>> begin
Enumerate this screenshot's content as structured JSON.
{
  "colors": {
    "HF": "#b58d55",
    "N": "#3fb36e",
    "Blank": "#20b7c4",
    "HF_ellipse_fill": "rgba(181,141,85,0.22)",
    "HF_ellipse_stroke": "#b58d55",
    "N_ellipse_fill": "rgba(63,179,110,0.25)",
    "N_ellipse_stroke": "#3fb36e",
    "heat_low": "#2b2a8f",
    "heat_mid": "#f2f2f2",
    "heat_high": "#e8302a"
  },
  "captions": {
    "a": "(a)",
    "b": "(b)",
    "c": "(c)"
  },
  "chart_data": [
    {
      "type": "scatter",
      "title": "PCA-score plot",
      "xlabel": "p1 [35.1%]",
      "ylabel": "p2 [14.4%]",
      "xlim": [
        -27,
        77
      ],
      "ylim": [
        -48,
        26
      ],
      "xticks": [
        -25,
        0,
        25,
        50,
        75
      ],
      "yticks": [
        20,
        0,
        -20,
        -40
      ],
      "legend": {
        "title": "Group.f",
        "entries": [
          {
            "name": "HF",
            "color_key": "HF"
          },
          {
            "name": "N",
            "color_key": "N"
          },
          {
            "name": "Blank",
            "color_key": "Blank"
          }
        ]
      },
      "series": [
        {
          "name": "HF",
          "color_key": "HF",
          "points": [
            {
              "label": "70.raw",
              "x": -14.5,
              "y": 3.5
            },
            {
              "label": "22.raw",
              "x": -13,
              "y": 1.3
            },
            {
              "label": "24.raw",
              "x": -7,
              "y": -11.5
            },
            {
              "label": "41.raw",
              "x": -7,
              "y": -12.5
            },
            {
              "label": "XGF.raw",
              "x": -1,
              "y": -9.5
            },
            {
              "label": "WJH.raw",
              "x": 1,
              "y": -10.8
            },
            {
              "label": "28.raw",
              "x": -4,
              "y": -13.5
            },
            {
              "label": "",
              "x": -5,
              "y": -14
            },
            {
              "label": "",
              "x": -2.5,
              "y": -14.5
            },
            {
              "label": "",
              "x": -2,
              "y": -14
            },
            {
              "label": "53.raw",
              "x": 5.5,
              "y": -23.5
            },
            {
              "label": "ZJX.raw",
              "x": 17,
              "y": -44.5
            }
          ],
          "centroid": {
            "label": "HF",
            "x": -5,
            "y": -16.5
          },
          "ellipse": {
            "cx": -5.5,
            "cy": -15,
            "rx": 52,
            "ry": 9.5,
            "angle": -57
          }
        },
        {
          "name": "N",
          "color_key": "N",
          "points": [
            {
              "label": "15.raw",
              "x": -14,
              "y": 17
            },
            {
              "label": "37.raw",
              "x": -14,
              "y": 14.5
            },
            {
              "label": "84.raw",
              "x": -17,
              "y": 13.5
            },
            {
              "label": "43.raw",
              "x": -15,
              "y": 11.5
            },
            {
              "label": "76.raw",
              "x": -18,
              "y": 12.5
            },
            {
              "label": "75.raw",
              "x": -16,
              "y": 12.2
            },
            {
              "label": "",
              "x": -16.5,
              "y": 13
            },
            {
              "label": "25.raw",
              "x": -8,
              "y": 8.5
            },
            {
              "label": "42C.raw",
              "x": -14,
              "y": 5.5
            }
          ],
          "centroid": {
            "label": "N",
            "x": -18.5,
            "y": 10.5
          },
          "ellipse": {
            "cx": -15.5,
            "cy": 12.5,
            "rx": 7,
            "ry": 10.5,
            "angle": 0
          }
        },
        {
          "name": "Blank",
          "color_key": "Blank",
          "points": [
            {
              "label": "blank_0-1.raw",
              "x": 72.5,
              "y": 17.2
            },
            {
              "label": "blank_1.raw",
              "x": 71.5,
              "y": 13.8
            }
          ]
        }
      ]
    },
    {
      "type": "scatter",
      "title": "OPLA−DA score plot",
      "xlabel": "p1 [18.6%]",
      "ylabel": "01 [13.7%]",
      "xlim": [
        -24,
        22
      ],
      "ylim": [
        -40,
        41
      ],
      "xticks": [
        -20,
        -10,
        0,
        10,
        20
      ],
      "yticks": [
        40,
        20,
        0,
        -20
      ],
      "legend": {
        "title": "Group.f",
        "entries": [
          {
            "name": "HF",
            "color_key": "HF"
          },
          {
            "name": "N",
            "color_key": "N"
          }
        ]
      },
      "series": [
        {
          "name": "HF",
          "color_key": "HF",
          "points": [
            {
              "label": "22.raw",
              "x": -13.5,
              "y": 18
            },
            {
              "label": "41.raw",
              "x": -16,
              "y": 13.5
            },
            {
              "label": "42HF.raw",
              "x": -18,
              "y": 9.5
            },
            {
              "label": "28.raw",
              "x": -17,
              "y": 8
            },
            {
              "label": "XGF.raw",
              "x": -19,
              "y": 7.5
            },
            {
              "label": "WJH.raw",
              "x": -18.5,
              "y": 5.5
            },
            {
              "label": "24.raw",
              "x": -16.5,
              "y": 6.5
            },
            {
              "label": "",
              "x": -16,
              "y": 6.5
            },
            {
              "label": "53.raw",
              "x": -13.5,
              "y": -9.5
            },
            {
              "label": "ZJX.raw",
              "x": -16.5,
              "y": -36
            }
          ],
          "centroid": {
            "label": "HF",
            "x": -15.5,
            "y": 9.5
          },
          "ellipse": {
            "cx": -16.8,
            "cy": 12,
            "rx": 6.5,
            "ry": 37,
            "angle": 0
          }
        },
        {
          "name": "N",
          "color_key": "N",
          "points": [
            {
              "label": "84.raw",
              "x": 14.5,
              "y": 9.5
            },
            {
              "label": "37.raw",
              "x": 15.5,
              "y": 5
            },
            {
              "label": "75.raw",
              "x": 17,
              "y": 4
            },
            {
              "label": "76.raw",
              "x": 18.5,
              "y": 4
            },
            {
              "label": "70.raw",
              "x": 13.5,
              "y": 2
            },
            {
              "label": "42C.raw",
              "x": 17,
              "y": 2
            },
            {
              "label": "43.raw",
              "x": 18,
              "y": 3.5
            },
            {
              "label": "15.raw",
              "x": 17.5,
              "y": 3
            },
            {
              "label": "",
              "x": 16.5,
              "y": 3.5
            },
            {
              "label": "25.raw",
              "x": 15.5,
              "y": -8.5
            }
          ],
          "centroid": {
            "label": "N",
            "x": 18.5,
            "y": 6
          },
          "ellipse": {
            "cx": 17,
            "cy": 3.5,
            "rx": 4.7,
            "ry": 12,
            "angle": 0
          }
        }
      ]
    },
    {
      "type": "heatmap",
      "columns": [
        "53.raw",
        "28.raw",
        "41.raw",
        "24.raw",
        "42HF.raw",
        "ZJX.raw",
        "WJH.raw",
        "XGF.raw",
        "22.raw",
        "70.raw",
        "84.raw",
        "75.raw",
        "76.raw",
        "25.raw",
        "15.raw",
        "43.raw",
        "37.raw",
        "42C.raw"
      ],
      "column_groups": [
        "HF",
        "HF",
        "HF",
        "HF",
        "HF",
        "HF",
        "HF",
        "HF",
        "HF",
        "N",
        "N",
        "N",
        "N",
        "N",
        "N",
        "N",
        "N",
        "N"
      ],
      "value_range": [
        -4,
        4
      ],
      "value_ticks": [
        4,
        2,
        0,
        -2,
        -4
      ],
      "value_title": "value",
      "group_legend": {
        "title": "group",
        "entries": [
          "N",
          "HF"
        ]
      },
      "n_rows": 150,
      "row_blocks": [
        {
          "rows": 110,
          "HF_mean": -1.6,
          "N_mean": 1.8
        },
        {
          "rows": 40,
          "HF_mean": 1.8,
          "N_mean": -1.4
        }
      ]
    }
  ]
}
>> end
§ Stated task
Take the material above and return all of it exactly.

§ Answer to the task
Enumerate this screenshot's content as structured JSON.
{
  "colors": {
    "HF": "#b58d55",
    "N": "#3fb36e",
    "Blank": "#20b7c4",
    "HF_ellipse_fill": "rgba(181,141,85,0.22)",
    "HF_ellipse_stroke": "#b58d55",
    "N_ellipse_fill": "rgba(63,179,110,0.25)",
    "N_ellipse_stroke": "#3fb36e",
    "heat_low": "#2b2a8f",
    "heat_mid": "#f2f2f2",
    "heat_high": "#e8302a"
  },
  "captions": {
    "a": "(a)",
    "b": "(b)",
    "c": "(c)"
  },
  "chart_data": [
    {
      "type": "scatter",
      "title": "PCA-score plot",
      "xlabel": "p1 [35.1%]",
      "ylabel": "p2 [14.4%]",
      "xlim": [
        -27,
        77
      ],
      "ylim": [
        -48,
        26
      ],
      "xticks": [
        -25,
        0,
        25,
        50,
        75
      ],
      "yticks": [
        20,
        0,
        -20,
        -40
      ],
      "legend": {
        "title": "Group.f",
        "entries": [
          {
            "name": "HF",
            "color_key": "HF"
          },
          {
            "name": "N",
            "color_key": "N"
          },
          {
            "name": "Blank",
            "color_key": "Blank"
          }
        ]
      },
      "series": [
        {
          "name": "HF",
          "color_key": "HF",
          "points": [
            {
              "label": "70.raw",
              "x": -14.5,
              "y": 3.5
            },
            {
              "label": "22.raw",
              "x": -13,
              "y": 1.3
            },
            {
              "label": "24.raw",
              "x": -7,
              "y": -11.5
            },
            {
              "label": "41.raw",
              "x": -7,
              "y": -12.5
            },
            {
              "label": "XGF.raw",
              "x": -1,
              "y": -9.5
            },
            {
              "label": "WJH.raw",
              "x": 1,
              "y": -10.8
            },
            {
              "label": "28.raw",
              "x": -4,
              "y": -13.5
            },
            {
              "label": "",
              "x": -5,
              "y": -14
            },
            {
              "label": "",
              "x": -2.5,
              "y": -14.5
            },
            {
              "label": "",
              "x": -2,
              "y": -14
            },
            {
              "label": "53.raw",
              "x": 5.5,
              "y": -23.5
            },
            {
              "label": "ZJX.raw",
              "x": 17,
              "y": -44.5
            }
          ],
          "centroid": {
            "label": "HF",
            "x": -5,
            "y": -16.5
          },
          "ellipse": {
            "cx": -5.5,
            "cy": -15,
            "rx": 52,
            "ry": 9.5,
            "angle": -57
          }
        },
        {
          "name": "N",
          "color_key": "N",
          "points": [
            {
              "label": "15.raw",
              "x": -14,
              "y": 17
            },
            {
              "label": "37.raw",
              "x": -14,
              "y": 14.5
            },
            {
              "label": "84.raw",
              "x": -17,
              "y": 13.5
            },
            {
              "label": "43.raw",
              "x": -15,
              "y": 11.5
            },
            {
              "label": "76.raw",
              "x": -18,
              "y": 12.5
            },
            {
              "label": "75.raw",
              "x": -16,
              "y": 12.2
            },
            {
              "label": "",
              "x": -16.5,
              "y": 13
            },
            {
              "label": "25.raw",
              "x": -8,
              "y": 8.5
            },
            {
              "label": "42C.raw",
              "x": -14,
              "y": 5.5
            }
          ],
          "centroid": {
            "label": "N",
            "x": -18.5,
            "y": 10.5
          },
          "ellipse": {
            "cx": -15.5,
            "cy": 12.5,
            "rx": 7,
            "ry": 10.5,
            "angle": 0
          }
        },
        {
          "name": "Blank",
          "color_key": "Blank",
          "points": [
            {
              "label": "blank_0-1.raw",
              "x": 72.5,
              "y": 17.2
            },
            {
              "label": "blank_1.raw",
              "x": 71.5,
              "y": 13.8
            }
          ]
        }
      ]
    },
    {
      "type": "scatter",
      "title": "OPLA−DA score plot",
      "xlabel": "p1 [18.6%]",
      "ylabel": "01 [13.7%]",
      "xlim": [
        -24,
        22
      ],
      "ylim": [
        -40,
        41
      ],
      "xticks": [
        -20,
        -10,
        0,
        10,
        20
      ],
      "yticks": [
        40,
        20,
        0,
        -20
      ],
      "legend": {
        "title": "Group.f",
        "entries": [
          {
            "name": "HF",
            "color_key": "HF"
          },
          {
            "name": "N",
            "color_key": "N"
          }
        ]
      },
      "series": [
        {
          "name": "HF",
          "color_key": "HF",
          "points": [
            {
              "label": "22.raw",
              "x": -13.5,
              "y": 18
            },
            {
              "label": "41.raw",
              "x": -16,
              "y": 13.5
            },
            {
              "label": "42HF.raw",
              "x": -18,
              "y": 9.5
            },
            {
              "label": "28.raw",
              "x": -17,
              "y": 8
            },
            {
              "label": "XGF.raw",
              "x": -19,
              "y": 7.5
            },
            {
              "label": "WJH.raw",
              "x": -18.5,
              "y": 5.5
            },
            {
              "label": "24.raw",
              "x": -16.5,
              "y": 6.5
            },
            {
              "label": "",
              "x": -16,
              "y": 6.5
            },
            {
              "label": "53.raw",
              "x": -13.5,
              "y": -9.5
            },
            {
              "label": "ZJX.raw",
              "x": -16.5,
              "y": -36
            }
          ],
          "centroid": {
            "label": "HF",
            "x": -15.5,
            "y": 9.5
          },
          "ellipse": {
            "cx": -16.8,
            "cy": 12,
            "rx": 6.5,
            "ry": 37,
            "angle": 0
          }
        },
        {
          "name": "N",
          "color_key": "N",
          "points": [
            {
              "label": "84.raw",
              "x": 14.5,
              "y": 9.5
            },
            {
              "label": "37.raw",
              "x": 15.5,
              "y": 5
            },
            {
              "label": "75.raw",
              "x": 17,
              "y": 4
            },
            {
              "label": "76.raw",
              "x": 18.5,
              "y": 4
            },
            {
              "label": "70.raw",
              "x": 13.5,
              "y": 2
            },
            {
              "label": "42C.raw",
              "x": 17,
              "y": 2
            },
            {
              "label": "43.raw",
              "x": 18,
              "y": 3.5
            },
            {
              "label": "15.raw",
              "x": 17.5,
              "y": 3
            },
            {
              "label": "",
              "x": 16.5,
              "y": 3.5
            },
            {
              "label": "25.raw",
              "x": 15.5,
              "y": -8.5
            }
          ],
          "centroid": {
            "label": "N",
            "x": 18.5,
            "y": 6
          },
          "ellipse": {
            "cx": 17,
            "cy": 3.5,
            "rx": 4.7,
            "ry": 12,
            "angle": 0
          }
        }
      ]
    },
    {
      "type": "heatmap",
      "columns": [
        "53.raw",
        "28.raw",
        "41.raw",
        "24.raw",
        "42HF.raw",
        "ZJX.raw",
        "WJH.raw",
        "XGF.raw",
        "22.raw",
        "70.raw",
        "84.raw",
        "75.raw",
        "76.raw",
        "25.raw",
        "15.raw",
        "43.raw",
        "37.raw",
        "42C.raw"
      ],
      "column_groups": [
        "HF",
        "HF",
        "HF",
        "HF",
        "HF",
        "HF",
        "HF",
        "HF",
        "HF",
        "N",
        "N",
        "N",
        "N",
        "N",
        "N",
        "N",
        "N",
        "N"
      ],
      "value_range": [
        -4,
        4
      ],
      "value_ticks": [
        4,
        2,
        0,
        -2,
        -4
      ],
      "value_title": "value",
      "group_legend": {
        "title": "group",
        "entries": [
          "N",
          "HF"
        ]
      },
      "n_rows": 150,
      "row_blocks": [
        {
          "rows": 110,
          "HF_mean": -1.6,
          "N_mean": 1.8
        },
        {
          "rows": 40,
          "HF_mean": 1.8,
          "N_mean": -1.4
        }
      ]
    }
  ]
}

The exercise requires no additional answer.